#### DATA IN THIS EXERCISE
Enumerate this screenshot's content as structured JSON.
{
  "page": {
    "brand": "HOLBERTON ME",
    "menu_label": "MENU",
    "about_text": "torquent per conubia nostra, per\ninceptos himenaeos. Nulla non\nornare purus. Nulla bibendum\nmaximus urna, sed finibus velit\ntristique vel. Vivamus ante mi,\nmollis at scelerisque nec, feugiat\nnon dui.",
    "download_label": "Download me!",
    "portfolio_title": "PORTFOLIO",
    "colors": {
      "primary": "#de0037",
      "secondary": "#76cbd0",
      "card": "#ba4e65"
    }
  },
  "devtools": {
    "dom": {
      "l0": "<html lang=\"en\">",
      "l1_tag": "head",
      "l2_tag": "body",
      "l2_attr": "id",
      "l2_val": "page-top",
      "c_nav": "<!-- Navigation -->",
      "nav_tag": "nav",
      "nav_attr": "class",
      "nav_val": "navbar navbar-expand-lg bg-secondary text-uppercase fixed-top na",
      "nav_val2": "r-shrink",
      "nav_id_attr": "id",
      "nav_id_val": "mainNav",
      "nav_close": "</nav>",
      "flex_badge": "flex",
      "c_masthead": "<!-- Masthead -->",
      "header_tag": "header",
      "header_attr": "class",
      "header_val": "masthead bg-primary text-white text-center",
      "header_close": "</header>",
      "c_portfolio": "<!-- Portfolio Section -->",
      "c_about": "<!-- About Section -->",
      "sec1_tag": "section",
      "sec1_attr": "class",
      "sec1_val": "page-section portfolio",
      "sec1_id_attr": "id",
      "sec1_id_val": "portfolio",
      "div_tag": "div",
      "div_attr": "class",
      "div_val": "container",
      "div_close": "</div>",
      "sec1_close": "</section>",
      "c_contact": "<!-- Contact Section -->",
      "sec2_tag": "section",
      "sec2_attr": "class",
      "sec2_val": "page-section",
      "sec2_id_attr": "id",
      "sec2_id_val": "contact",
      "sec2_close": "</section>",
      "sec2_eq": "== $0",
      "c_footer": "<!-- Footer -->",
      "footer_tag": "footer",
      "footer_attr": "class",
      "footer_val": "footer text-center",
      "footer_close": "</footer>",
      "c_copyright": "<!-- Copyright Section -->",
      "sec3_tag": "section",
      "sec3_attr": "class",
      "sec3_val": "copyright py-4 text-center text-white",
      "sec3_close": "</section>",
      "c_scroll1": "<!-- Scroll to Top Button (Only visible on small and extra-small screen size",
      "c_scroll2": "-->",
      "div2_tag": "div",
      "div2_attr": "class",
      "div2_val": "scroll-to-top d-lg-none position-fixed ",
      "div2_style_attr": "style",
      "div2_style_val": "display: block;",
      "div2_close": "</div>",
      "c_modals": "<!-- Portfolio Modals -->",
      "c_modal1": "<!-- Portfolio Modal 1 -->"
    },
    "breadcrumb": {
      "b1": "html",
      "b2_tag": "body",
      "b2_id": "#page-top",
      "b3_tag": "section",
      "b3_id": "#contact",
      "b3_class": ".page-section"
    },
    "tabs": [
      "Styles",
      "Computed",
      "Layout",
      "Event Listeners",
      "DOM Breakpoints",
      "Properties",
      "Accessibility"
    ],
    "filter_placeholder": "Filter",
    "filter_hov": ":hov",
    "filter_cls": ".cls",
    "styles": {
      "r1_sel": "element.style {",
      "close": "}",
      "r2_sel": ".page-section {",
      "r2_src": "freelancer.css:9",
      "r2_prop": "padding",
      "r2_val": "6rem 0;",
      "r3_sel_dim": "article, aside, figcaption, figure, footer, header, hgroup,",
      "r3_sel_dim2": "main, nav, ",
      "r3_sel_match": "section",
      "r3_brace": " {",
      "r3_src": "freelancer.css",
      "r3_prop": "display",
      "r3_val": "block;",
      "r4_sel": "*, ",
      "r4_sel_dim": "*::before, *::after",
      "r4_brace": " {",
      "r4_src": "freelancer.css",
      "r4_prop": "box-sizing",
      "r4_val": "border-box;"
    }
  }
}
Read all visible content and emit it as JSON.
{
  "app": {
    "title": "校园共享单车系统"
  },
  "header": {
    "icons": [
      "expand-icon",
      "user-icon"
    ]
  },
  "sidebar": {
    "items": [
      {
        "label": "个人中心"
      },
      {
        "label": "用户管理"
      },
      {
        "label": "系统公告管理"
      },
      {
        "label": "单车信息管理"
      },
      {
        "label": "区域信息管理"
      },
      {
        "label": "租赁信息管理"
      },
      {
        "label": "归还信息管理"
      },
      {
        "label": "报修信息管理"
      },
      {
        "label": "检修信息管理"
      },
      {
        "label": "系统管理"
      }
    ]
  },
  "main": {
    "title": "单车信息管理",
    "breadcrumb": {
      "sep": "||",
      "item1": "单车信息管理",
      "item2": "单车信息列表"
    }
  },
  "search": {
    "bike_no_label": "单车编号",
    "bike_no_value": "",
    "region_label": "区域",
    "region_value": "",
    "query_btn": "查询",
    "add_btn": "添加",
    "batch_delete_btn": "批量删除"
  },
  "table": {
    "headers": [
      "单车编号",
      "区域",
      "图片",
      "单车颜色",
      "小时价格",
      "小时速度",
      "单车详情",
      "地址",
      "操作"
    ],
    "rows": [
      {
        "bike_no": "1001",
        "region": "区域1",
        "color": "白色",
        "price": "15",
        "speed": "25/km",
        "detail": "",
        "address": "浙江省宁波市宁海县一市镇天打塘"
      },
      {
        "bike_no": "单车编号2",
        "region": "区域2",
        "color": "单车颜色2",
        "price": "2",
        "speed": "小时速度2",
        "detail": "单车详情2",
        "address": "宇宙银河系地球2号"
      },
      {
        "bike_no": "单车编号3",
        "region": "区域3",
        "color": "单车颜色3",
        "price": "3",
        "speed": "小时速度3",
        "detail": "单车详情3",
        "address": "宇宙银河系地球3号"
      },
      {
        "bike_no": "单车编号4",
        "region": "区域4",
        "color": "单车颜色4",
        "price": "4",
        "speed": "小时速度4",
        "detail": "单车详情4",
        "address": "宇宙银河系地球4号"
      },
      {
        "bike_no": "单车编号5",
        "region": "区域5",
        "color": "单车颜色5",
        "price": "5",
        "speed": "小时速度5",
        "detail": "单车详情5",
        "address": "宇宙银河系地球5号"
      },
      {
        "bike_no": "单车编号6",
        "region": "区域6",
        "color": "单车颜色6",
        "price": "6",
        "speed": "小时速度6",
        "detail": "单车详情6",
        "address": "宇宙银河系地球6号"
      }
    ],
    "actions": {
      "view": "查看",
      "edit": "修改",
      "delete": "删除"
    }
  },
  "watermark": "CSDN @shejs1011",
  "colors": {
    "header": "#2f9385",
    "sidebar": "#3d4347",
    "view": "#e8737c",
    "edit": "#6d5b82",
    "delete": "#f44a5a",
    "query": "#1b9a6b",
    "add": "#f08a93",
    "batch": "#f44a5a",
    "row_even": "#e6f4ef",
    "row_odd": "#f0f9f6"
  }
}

#### EXERCISE
Count every line of the material above that holds the string "address", then state only the total.

#### RESPONSE TO THIS TASK
6